— START RECORDS FOR PROCESSING —

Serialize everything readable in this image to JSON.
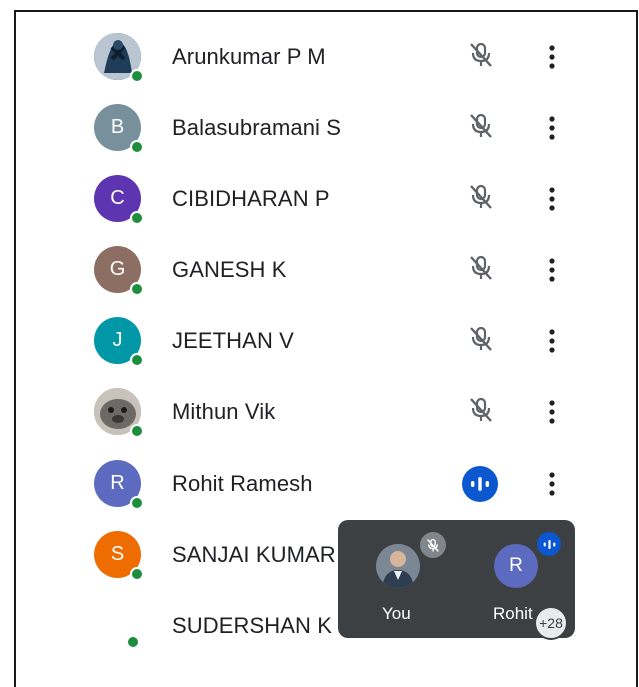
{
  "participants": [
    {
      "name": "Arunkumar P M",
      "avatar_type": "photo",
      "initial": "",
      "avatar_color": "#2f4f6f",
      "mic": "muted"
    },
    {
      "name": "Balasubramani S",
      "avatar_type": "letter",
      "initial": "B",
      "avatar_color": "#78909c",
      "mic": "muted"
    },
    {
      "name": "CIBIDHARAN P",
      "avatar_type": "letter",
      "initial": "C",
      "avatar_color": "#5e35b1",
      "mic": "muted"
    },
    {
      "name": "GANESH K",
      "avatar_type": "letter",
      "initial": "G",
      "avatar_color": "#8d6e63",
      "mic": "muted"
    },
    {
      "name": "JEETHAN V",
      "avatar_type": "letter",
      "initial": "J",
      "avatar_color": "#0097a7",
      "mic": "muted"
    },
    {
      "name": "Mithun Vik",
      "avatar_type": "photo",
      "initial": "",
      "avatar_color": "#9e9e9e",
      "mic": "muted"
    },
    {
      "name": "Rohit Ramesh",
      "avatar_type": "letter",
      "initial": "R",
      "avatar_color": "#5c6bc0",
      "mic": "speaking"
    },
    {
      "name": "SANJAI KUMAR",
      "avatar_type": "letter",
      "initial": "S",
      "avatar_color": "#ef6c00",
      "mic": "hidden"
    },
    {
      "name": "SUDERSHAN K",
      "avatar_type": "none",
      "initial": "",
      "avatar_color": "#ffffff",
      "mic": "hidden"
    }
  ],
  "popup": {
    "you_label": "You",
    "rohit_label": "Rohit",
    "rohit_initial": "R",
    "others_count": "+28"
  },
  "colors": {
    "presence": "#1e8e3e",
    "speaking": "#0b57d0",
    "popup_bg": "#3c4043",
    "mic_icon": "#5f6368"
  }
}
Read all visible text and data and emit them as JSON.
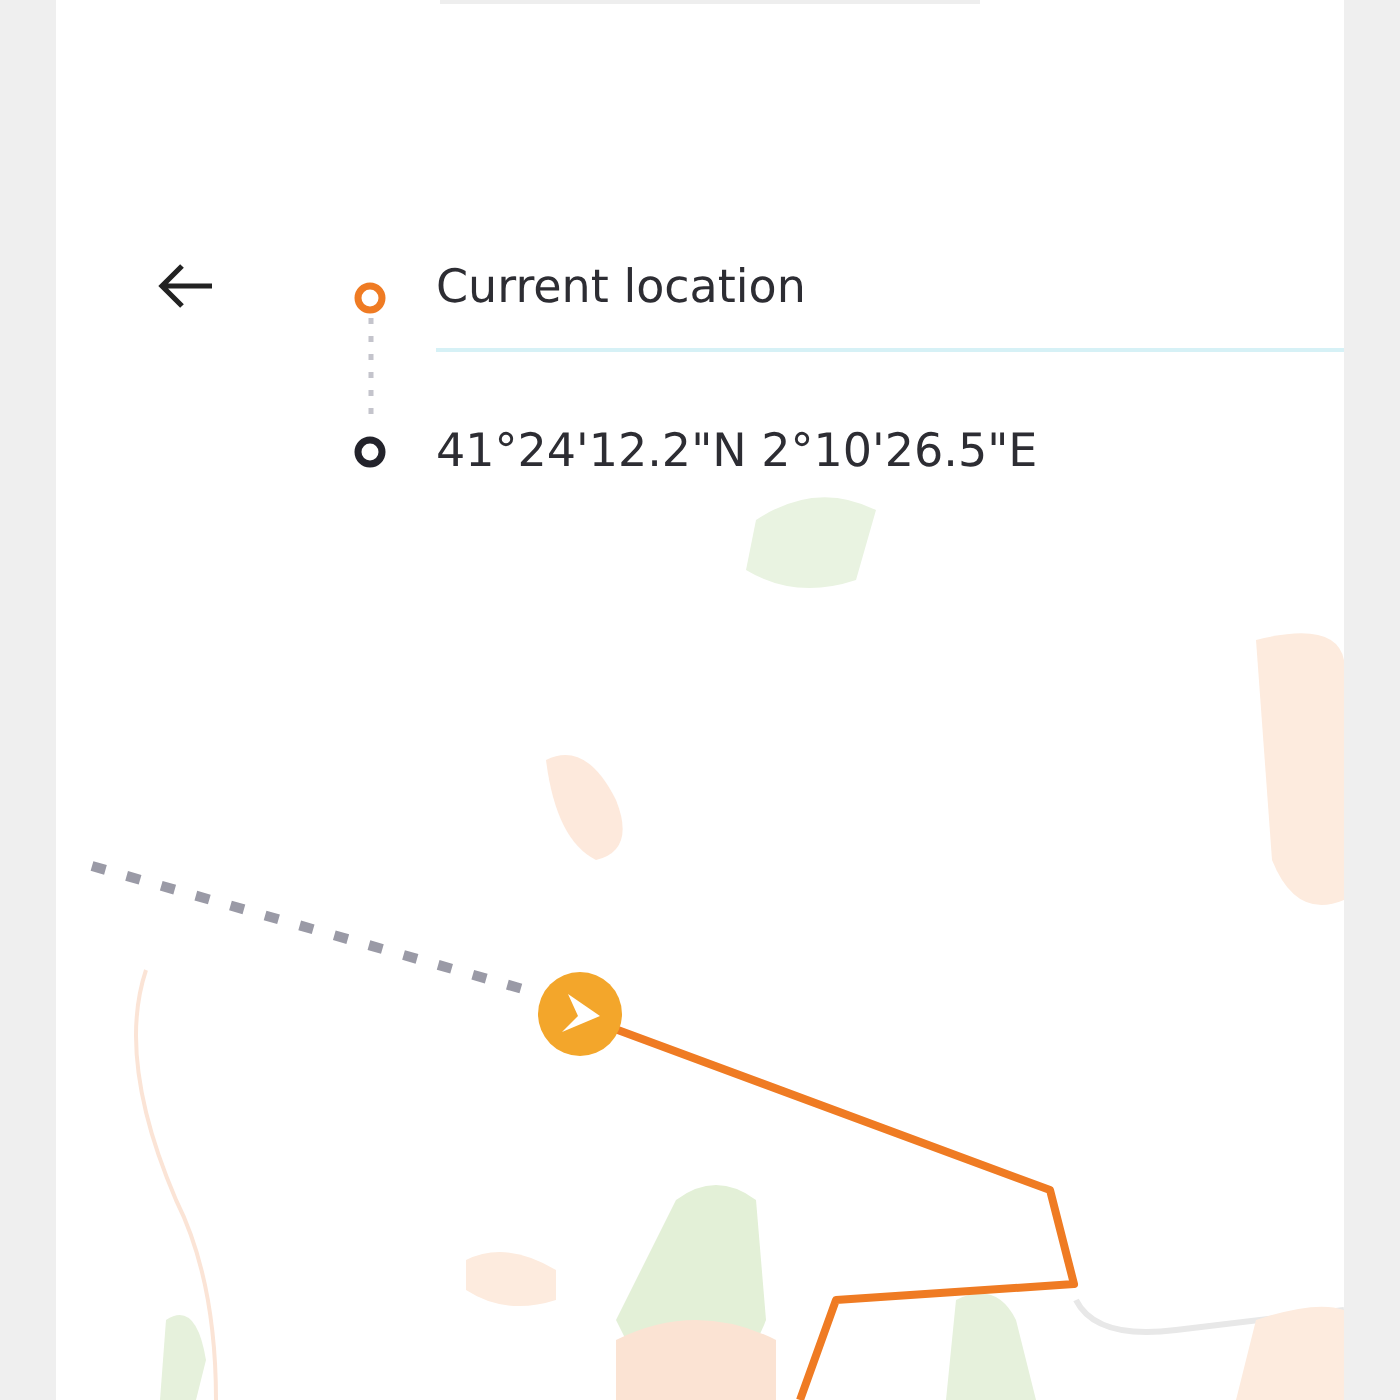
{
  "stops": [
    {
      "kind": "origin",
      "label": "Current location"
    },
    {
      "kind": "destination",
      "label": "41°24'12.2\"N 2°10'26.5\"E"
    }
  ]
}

— END RECORDS FOR PROCESSING —
— START RECORDS FOR PROCESSING —

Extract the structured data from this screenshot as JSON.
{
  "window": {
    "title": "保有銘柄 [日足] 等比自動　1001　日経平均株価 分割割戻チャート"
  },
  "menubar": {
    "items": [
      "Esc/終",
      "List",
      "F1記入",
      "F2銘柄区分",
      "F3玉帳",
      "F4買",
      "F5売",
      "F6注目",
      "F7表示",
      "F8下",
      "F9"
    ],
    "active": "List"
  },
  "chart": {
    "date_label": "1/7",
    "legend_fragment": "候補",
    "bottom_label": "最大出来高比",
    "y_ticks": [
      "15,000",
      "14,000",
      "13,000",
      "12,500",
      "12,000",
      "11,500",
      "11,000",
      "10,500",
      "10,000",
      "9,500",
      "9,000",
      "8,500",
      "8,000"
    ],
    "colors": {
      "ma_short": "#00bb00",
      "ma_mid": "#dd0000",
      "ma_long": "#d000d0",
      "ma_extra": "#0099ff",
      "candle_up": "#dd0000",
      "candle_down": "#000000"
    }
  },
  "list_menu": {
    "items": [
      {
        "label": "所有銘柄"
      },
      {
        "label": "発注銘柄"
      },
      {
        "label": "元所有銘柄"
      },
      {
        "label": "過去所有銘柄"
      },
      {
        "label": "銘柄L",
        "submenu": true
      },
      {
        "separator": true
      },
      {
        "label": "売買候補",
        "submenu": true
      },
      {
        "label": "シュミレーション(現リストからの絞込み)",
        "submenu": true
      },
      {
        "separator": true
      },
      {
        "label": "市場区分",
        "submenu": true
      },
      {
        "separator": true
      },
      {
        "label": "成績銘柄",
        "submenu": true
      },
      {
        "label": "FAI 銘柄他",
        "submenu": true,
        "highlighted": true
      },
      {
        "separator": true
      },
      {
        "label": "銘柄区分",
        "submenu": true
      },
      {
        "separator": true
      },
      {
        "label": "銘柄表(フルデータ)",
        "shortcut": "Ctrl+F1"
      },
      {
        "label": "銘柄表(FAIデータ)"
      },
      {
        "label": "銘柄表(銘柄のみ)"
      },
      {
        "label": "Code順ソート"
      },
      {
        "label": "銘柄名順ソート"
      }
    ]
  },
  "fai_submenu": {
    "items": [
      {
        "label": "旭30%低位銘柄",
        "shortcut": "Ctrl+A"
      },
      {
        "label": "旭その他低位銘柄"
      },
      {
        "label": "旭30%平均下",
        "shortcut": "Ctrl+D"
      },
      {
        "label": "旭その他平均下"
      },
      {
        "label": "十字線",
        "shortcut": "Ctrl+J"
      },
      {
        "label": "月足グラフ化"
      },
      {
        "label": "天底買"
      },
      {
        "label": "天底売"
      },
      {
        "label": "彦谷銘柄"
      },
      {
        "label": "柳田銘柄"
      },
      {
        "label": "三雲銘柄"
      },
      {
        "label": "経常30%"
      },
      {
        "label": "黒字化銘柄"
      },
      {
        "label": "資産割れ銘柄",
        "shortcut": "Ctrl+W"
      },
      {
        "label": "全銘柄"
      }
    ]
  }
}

— END RECORDS FOR PROCESSING —

* GOAL OF THE EXERCISE *
Copy out every line of the listing that includes the string "name".

* ANSWER *
      "name": "Arunkumar P M",
      "name": "Balasubramani S",
      "name": "CIBIDHARAN P",
      "name": "GANESH K",
      "name": "JEETHAN V",
      "name": "Mithun Vik",
      "name": "Rohit Ramesh",
      "name": "SANJAI KUMAR",
      "name": "SUDERSHAN K",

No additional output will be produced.